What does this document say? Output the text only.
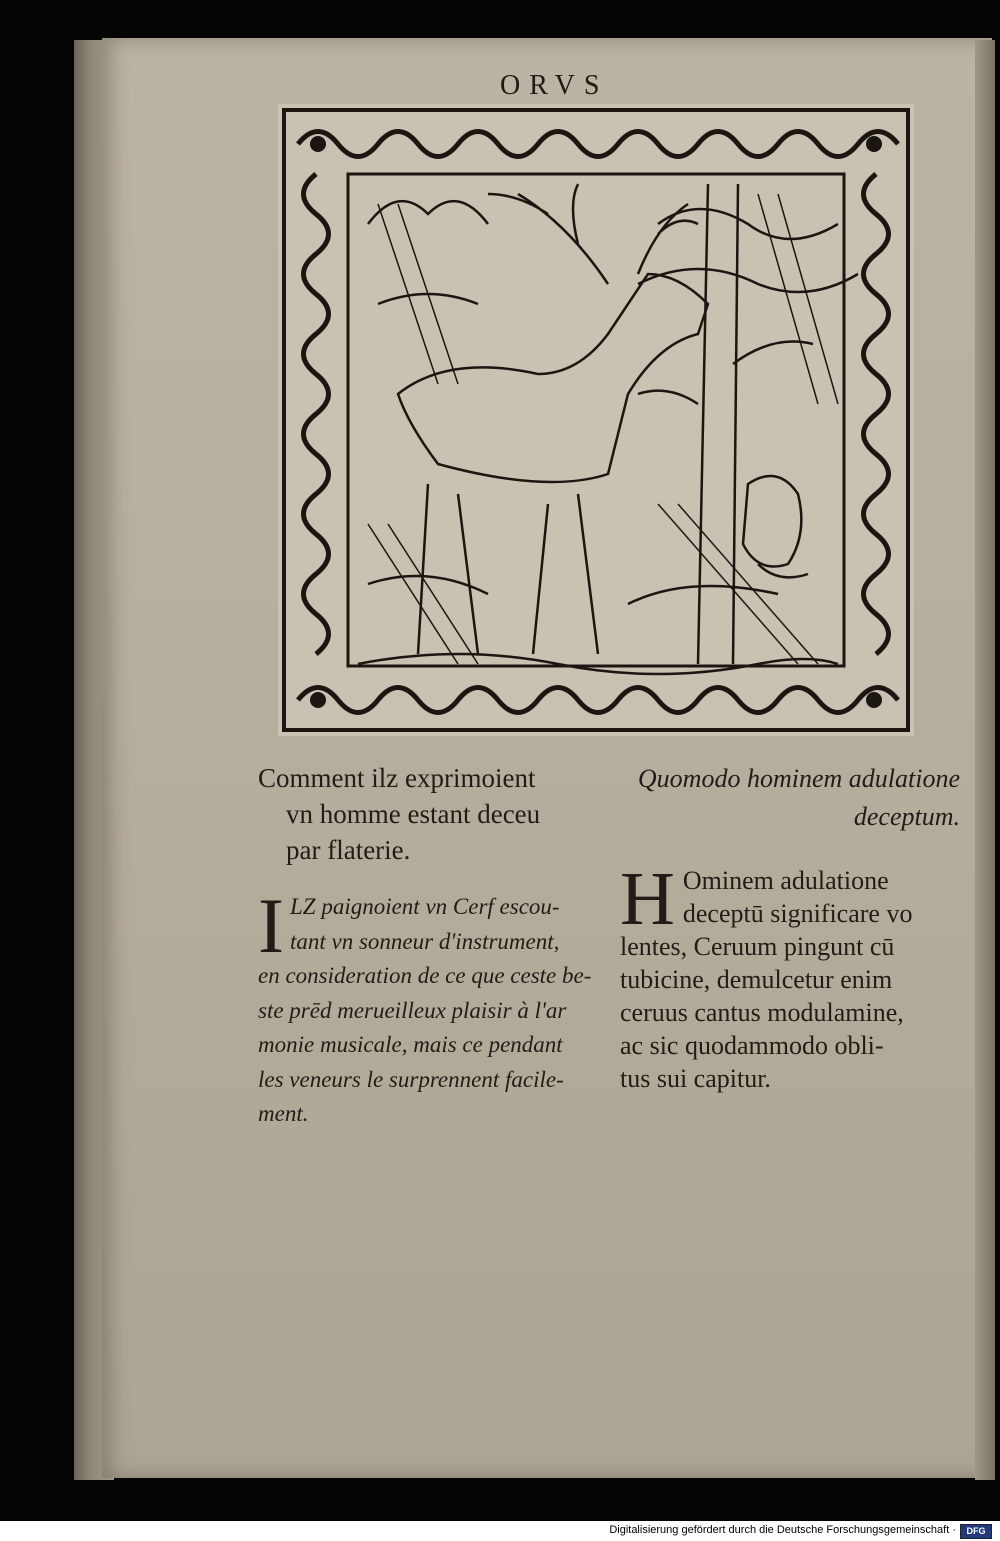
ORVS
Comment ilz exprimoient

vn homme estant deceu
par flaterie.
Quomodo hominem adulatione
deceptum.
I LZ paignoient vn Cerf escou-
tant vn sonneur d'instrument,
en consideration de ce que ceste be-
ste prēd merueilleux plaisir à l'ar
monie musicale, mais ce pendant
les veneurs le surprennent facile-
ment.
H Ominem adulatione
deceptū significare vo
lentes, Ceruum pingunt cū
tubicine, demulcetur enim
ceruus cantus modulamine,
ac sic quodammodo obli-
tus sui capitur.
Digitalisierung gefördert durch die Deutsche Forschungsgemeinschaft ·	DFG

* * * * *

● Exercise instructions:
All records above are to be printed exactly, minus the pictures they contain.

● Written solution:
What does this document say? Output the text only.
ORVS
Comment ilz exprimoient

vn homme estant deceu
par flaterie.
Quomodo hominem adulatione
deceptum.
I LZ paignoient vn Cerf escou-
tant vn sonneur d'instrument,
en consideration de ce que ceste be-
ste prēd merueilleux plaisir à l'ar
monie musicale, mais ce pendant
les veneurs le surprennent facile-
ment.
H Ominem adulatione
deceptū significare vo
lentes, Ceruum pingunt cū
tubicine, demulcetur enim
ceruus cantus modulamine,
ac sic quodammodo obli-
tus sui capitur.
Digitalisierung gefördert durch die Deutsche Forschungsgemeinschaft ·	DFG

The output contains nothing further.